* **GIVEN EXERCISE**
Exact reproduction of the data is required, with images excluded.

* **PROVIDED ENTRIES**
** START **

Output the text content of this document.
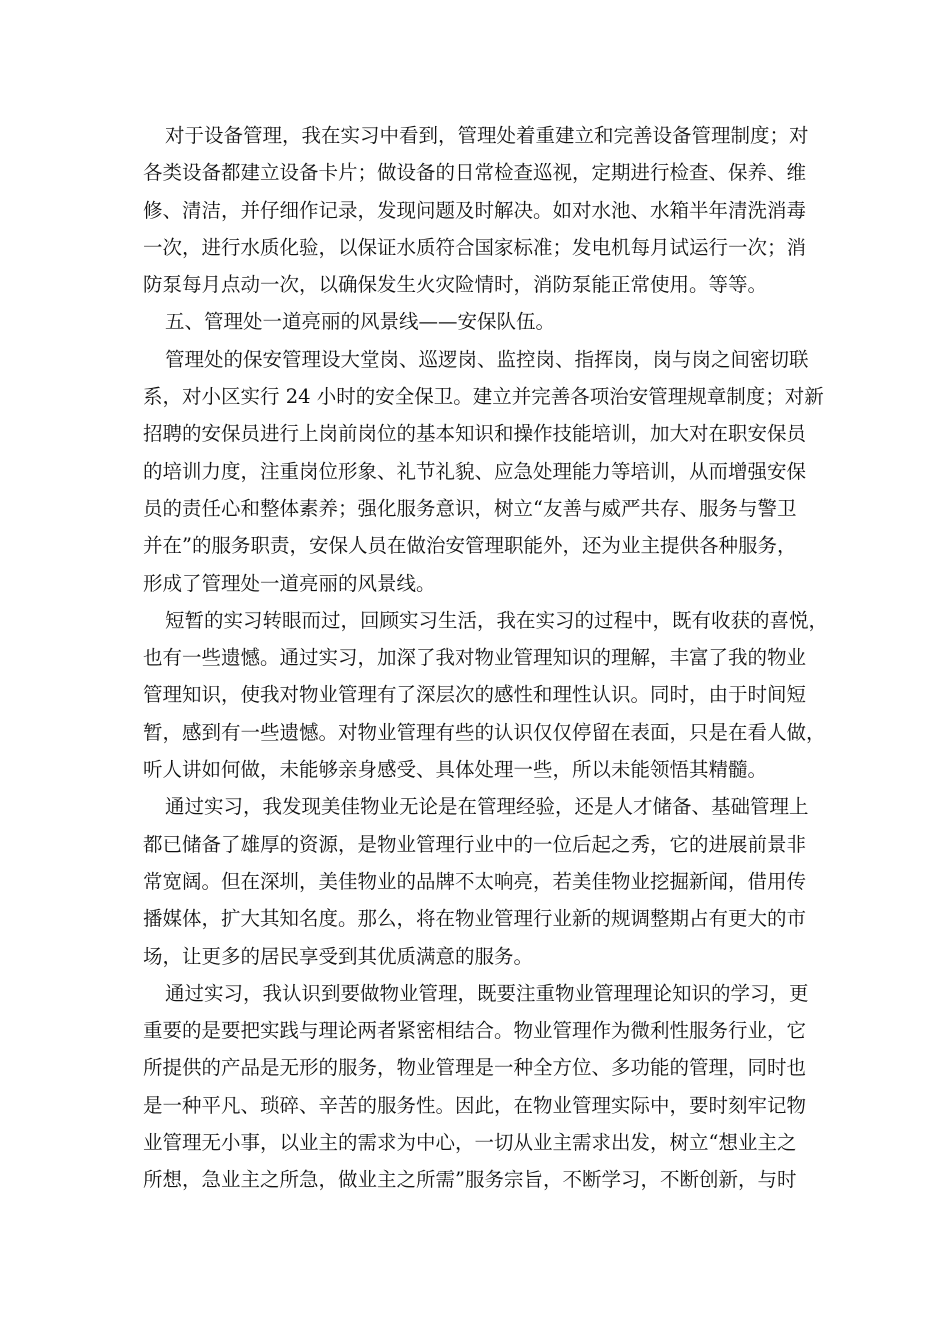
对于设备管理，我在实习中看到，管理处着重建立和完善设备管理制度；对
各类设备都建立设备卡片；做设备的日常检查巡视，定期进行检查、保养、维
修、清洁，并仔细作记录，发现问题及时解决。如对水池、水箱半年清洗消毒
一次，进行水质化验，以保证水质符合国家标准；发电机每月试运行一次；消
防泵每月点动一次，以确保发生火灾险情时，消防泵能正常使用。等等。

五、管理处一道亮丽的风景线——安保队伍。

管理处的保安管理设大堂岗、巡逻岗、监控岗、指挥岗，岗与岗之间密切联
系，对小区实行 24 小时的安全保卫。建立并完善各项治安管理规章制度；对新
招聘的安保员进行上岗前岗位的基本知识和操作技能培训，加大对在职安保员
的培训力度，注重岗位形象、礼节礼貌、应急处理能力等培训，从而增强安保
员的责任心和整体素养；强化服务意识，树立“友善与威严共存、服务与警卫
并在”的服务职责，安保人员在做治安管理职能外，还为业主提供各种服务，
形成了管理处一道亮丽的风景线。

短暂的实习转眼而过，回顾实习生活，我在实习的过程中，既有收获的喜悦，
也有一些遗憾。通过实习，加深了我对物业管理知识的理解，丰富了我的物业
管理知识，使我对物业管理有了深层次的感性和理性认识。同时，由于时间短
暂，感到有一些遗憾。对物业管理有些的认识仅仅停留在表面，只是在看人做，
听人讲如何做，未能够亲身感受、具体处理一些，所以未能领悟其精髓。

通过实习，我发现美佳物业无论是在管理经验，还是人才储备、基础管理上
都已储备了雄厚的资源，是物业管理行业中的一位后起之秀，它的进展前景非
常宽阔。但在深圳，美佳物业的品牌不太响亮，若美佳物业挖掘新闻，借用传
播媒体，扩大其知名度。那么，将在物业管理行业新的规调整期占有更大的市
场，让更多的居民享受到其优质满意的服务。

通过实习，我认识到要做物业管理，既要注重物业管理理论知识的学习，更
重要的是要把实践与理论两者紧密相结合。物业管理作为微利性服务行业，它
所提供的产品是无形的服务，物业管理是一种全方位、多功能的管理，同时也
是一种平凡、琐碎、辛苦的服务性。因此，在物业管理实际中，要时刻牢记物
业管理无小事，以业主的需求为中心，一切从业主需求出发，树立“想业主之
所想，急业主之所急，做业主之所需”服务宗旨，不断学习，不断创新，与时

** END **

* **PROBLEM SOLUTION**
Output the text content of this document.
对于设备管理，我在实习中看到，管理处着重建立和完善设备管理制度；对
各类设备都建立设备卡片；做设备的日常检查巡视，定期进行检查、保养、维
修、清洁，并仔细作记录，发现问题及时解决。如对水池、水箱半年清洗消毒
一次，进行水质化验，以保证水质符合国家标准；发电机每月试运行一次；消
防泵每月点动一次，以确保发生火灾险情时，消防泵能正常使用。等等。

五、管理处一道亮丽的风景线——安保队伍。

管理处的保安管理设大堂岗、巡逻岗、监控岗、指挥岗，岗与岗之间密切联
系，对小区实行 24 小时的安全保卫。建立并完善各项治安管理规章制度；对新
招聘的安保员进行上岗前岗位的基本知识和操作技能培训，加大对在职安保员
的培训力度，注重岗位形象、礼节礼貌、应急处理能力等培训，从而增强安保
员的责任心和整体素养；强化服务意识，树立“友善与威严共存、服务与警卫
并在”的服务职责，安保人员在做治安管理职能外，还为业主提供各种服务，
形成了管理处一道亮丽的风景线。

短暂的实习转眼而过，回顾实习生活，我在实习的过程中，既有收获的喜悦，
也有一些遗憾。通过实习，加深了我对物业管理知识的理解，丰富了我的物业
管理知识，使我对物业管理有了深层次的感性和理性认识。同时，由于时间短
暂，感到有一些遗憾。对物业管理有些的认识仅仅停留在表面，只是在看人做，
听人讲如何做，未能够亲身感受、具体处理一些，所以未能领悟其精髓。

通过实习，我发现美佳物业无论是在管理经验，还是人才储备、基础管理上
都已储备了雄厚的资源，是物业管理行业中的一位后起之秀，它的进展前景非
常宽阔。但在深圳，美佳物业的品牌不太响亮，若美佳物业挖掘新闻，借用传
播媒体，扩大其知名度。那么，将在物业管理行业新的规调整期占有更大的市
场，让更多的居民享受到其优质满意的服务。

通过实习，我认识到要做物业管理，既要注重物业管理理论知识的学习，更
重要的是要把实践与理论两者紧密相结合。物业管理作为微利性服务行业，它
所提供的产品是无形的服务，物业管理是一种全方位、多功能的管理，同时也
是一种平凡、琐碎、辛苦的服务性。因此，在物业管理实际中，要时刻牢记物
业管理无小事，以业主的需求为中心，一切从业主需求出发，树立“想业主之
所想，急业主之所急，做业主之所需”服务宗旨，不断学习，不断创新，与时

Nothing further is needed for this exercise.